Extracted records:
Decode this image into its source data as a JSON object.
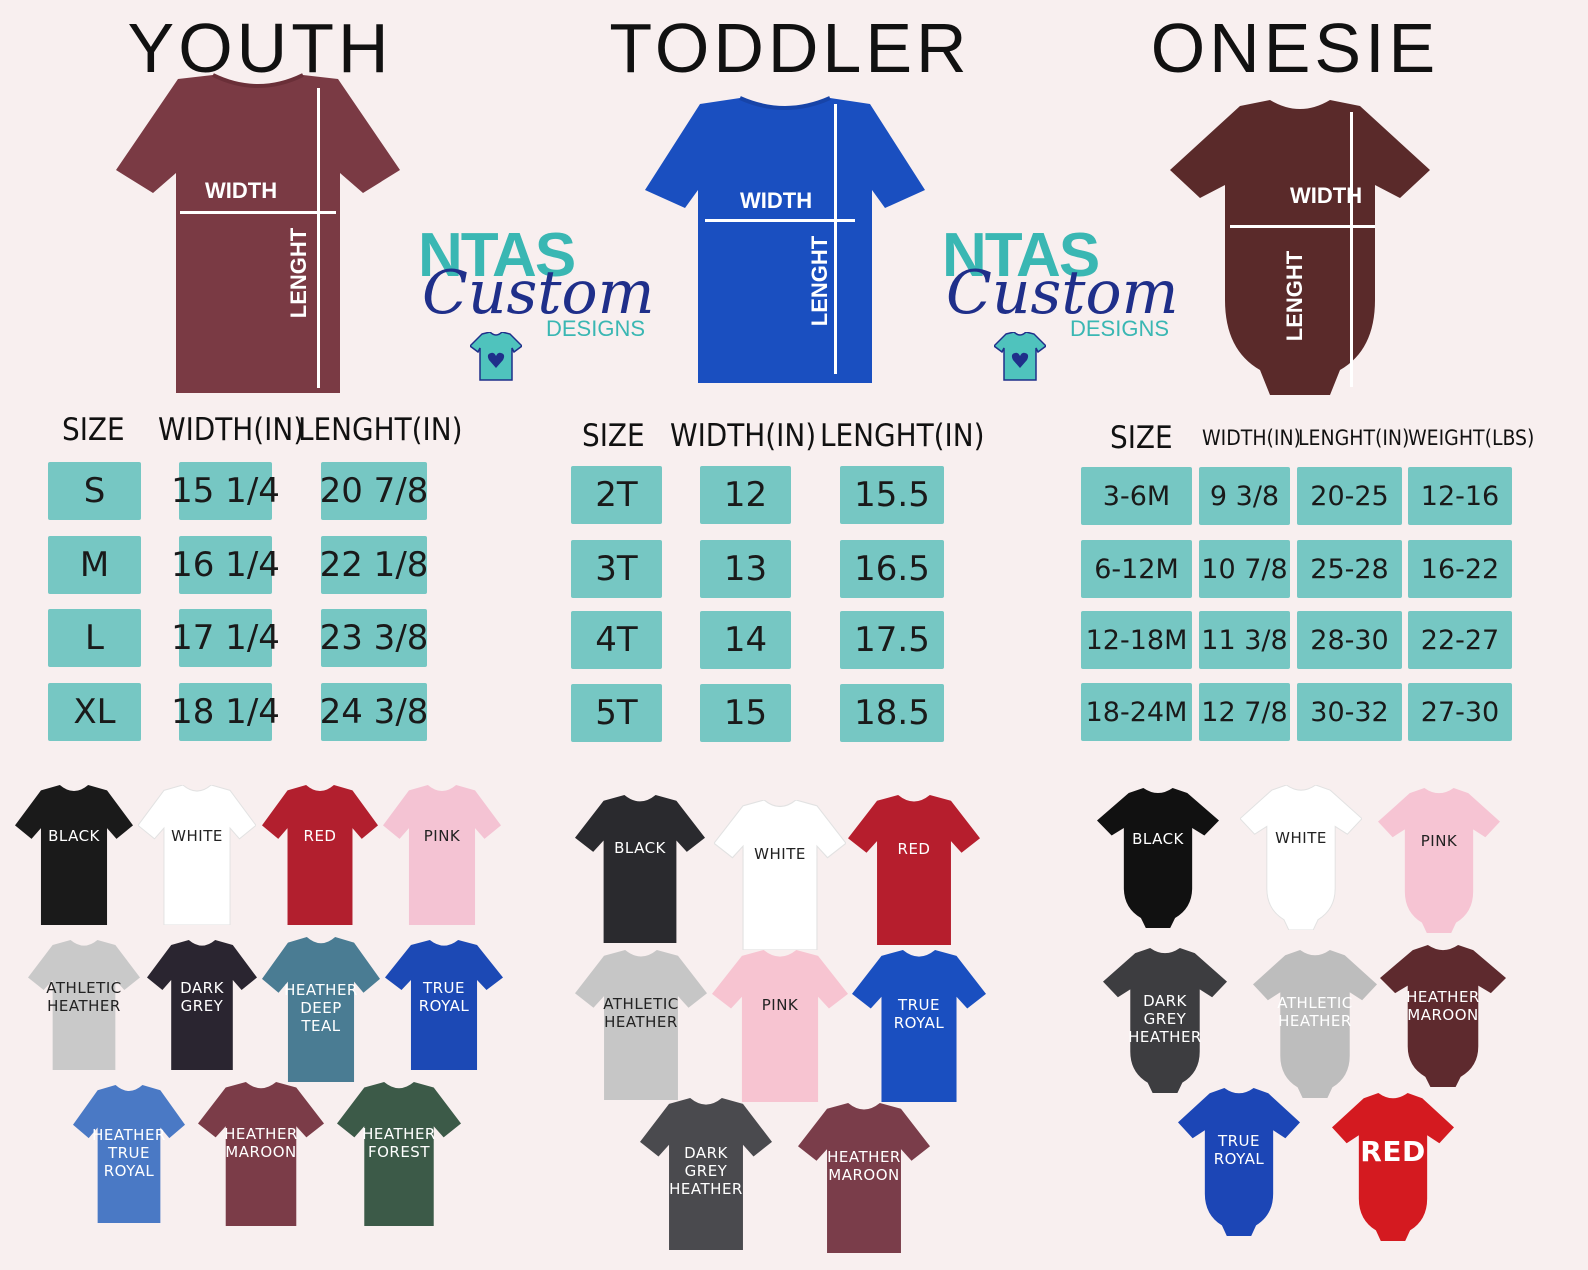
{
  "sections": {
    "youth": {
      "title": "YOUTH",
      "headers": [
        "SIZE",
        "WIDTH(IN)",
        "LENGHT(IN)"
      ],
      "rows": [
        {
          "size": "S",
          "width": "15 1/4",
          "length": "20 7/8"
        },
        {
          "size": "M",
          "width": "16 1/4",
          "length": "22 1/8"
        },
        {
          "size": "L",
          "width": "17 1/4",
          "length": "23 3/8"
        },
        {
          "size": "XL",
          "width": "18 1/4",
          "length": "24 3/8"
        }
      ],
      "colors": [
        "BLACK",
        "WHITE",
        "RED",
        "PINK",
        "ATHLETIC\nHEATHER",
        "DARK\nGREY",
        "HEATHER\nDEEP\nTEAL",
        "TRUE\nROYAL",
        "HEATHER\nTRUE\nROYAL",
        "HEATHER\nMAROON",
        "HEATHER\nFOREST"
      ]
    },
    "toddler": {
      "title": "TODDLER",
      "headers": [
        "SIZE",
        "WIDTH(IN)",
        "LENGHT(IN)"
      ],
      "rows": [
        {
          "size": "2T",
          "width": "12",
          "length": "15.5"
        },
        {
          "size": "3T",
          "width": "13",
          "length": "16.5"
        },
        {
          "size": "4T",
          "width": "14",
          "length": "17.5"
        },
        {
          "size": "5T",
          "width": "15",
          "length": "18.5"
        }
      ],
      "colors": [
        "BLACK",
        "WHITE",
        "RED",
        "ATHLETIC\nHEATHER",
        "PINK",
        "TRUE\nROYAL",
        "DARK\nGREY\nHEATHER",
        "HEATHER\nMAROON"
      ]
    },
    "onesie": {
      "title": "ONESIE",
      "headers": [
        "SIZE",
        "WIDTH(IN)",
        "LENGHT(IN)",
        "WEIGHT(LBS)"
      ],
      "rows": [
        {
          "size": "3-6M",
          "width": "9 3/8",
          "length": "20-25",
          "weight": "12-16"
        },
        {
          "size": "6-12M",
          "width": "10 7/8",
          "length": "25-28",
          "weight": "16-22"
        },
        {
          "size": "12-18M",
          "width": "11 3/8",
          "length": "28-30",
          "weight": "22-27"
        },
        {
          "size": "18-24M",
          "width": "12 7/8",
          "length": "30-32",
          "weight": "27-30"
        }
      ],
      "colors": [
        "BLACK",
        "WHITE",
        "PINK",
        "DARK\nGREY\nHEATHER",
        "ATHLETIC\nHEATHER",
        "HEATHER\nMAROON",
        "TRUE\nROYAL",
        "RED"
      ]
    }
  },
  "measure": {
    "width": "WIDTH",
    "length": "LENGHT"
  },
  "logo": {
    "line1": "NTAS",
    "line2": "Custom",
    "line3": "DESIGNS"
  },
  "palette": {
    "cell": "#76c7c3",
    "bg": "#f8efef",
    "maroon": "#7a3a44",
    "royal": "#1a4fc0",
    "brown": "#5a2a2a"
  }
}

Instructions to follow: Print all the records again exactly; do not include any picture.

Result of the exercise:
Decode this image into its source data as a JSON object.
{
  "sections": {
    "youth": {
      "title": "YOUTH",
      "headers": [
        "SIZE",
        "WIDTH(IN)",
        "LENGHT(IN)"
      ],
      "rows": [
        {
          "size": "S",
          "width": "15 1/4",
          "length": "20 7/8"
        },
        {
          "size": "M",
          "width": "16 1/4",
          "length": "22 1/8"
        },
        {
          "size": "L",
          "width": "17 1/4",
          "length": "23 3/8"
        },
        {
          "size": "XL",
          "width": "18 1/4",
          "length": "24 3/8"
        }
      ],
      "colors": [
        "BLACK",
        "WHITE",
        "RED",
        "PINK",
        "ATHLETIC\nHEATHER",
        "DARK\nGREY",
        "HEATHER\nDEEP\nTEAL",
        "TRUE\nROYAL",
        "HEATHER\nTRUE\nROYAL",
        "HEATHER\nMAROON",
        "HEATHER\nFOREST"
      ]
    },
    "toddler": {
      "title": "TODDLER",
      "headers": [
        "SIZE",
        "WIDTH(IN)",
        "LENGHT(IN)"
      ],
      "rows": [
        {
          "size": "2T",
          "width": "12",
          "length": "15.5"
        },
        {
          "size": "3T",
          "width": "13",
          "length": "16.5"
        },
        {
          "size": "4T",
          "width": "14",
          "length": "17.5"
        },
        {
          "size": "5T",
          "width": "15",
          "length": "18.5"
        }
      ],
      "colors": [
        "BLACK",
        "WHITE",
        "RED",
        "ATHLETIC\nHEATHER",
        "PINK",
        "TRUE\nROYAL",
        "DARK\nGREY\nHEATHER",
        "HEATHER\nMAROON"
      ]
    },
    "onesie": {
      "title": "ONESIE",
      "headers": [
        "SIZE",
        "WIDTH(IN)",
        "LENGHT(IN)",
        "WEIGHT(LBS)"
      ],
      "rows": [
        {
          "size": "3-6M",
          "width": "9 3/8",
          "length": "20-25",
          "weight": "12-16"
        },
        {
          "size": "6-12M",
          "width": "10 7/8",
          "length": "25-28",
          "weight": "16-22"
        },
        {
          "size": "12-18M",
          "width": "11 3/8",
          "length": "28-30",
          "weight": "22-27"
        },
        {
          "size": "18-24M",
          "width": "12 7/8",
          "length": "30-32",
          "weight": "27-30"
        }
      ],
      "colors": [
        "BLACK",
        "WHITE",
        "PINK",
        "DARK\nGREY\nHEATHER",
        "ATHLETIC\nHEATHER",
        "HEATHER\nMAROON",
        "TRUE\nROYAL",
        "RED"
      ]
    }
  },
  "measure": {
    "width": "WIDTH",
    "length": "LENGHT"
  },
  "logo": {
    "line1": "NTAS",
    "line2": "Custom",
    "line3": "DESIGNS"
  },
  "palette": {
    "cell": "#76c7c3",
    "bg": "#f8efef",
    "maroon": "#7a3a44",
    "royal": "#1a4fc0",
    "brown": "#5a2a2a"
  }
}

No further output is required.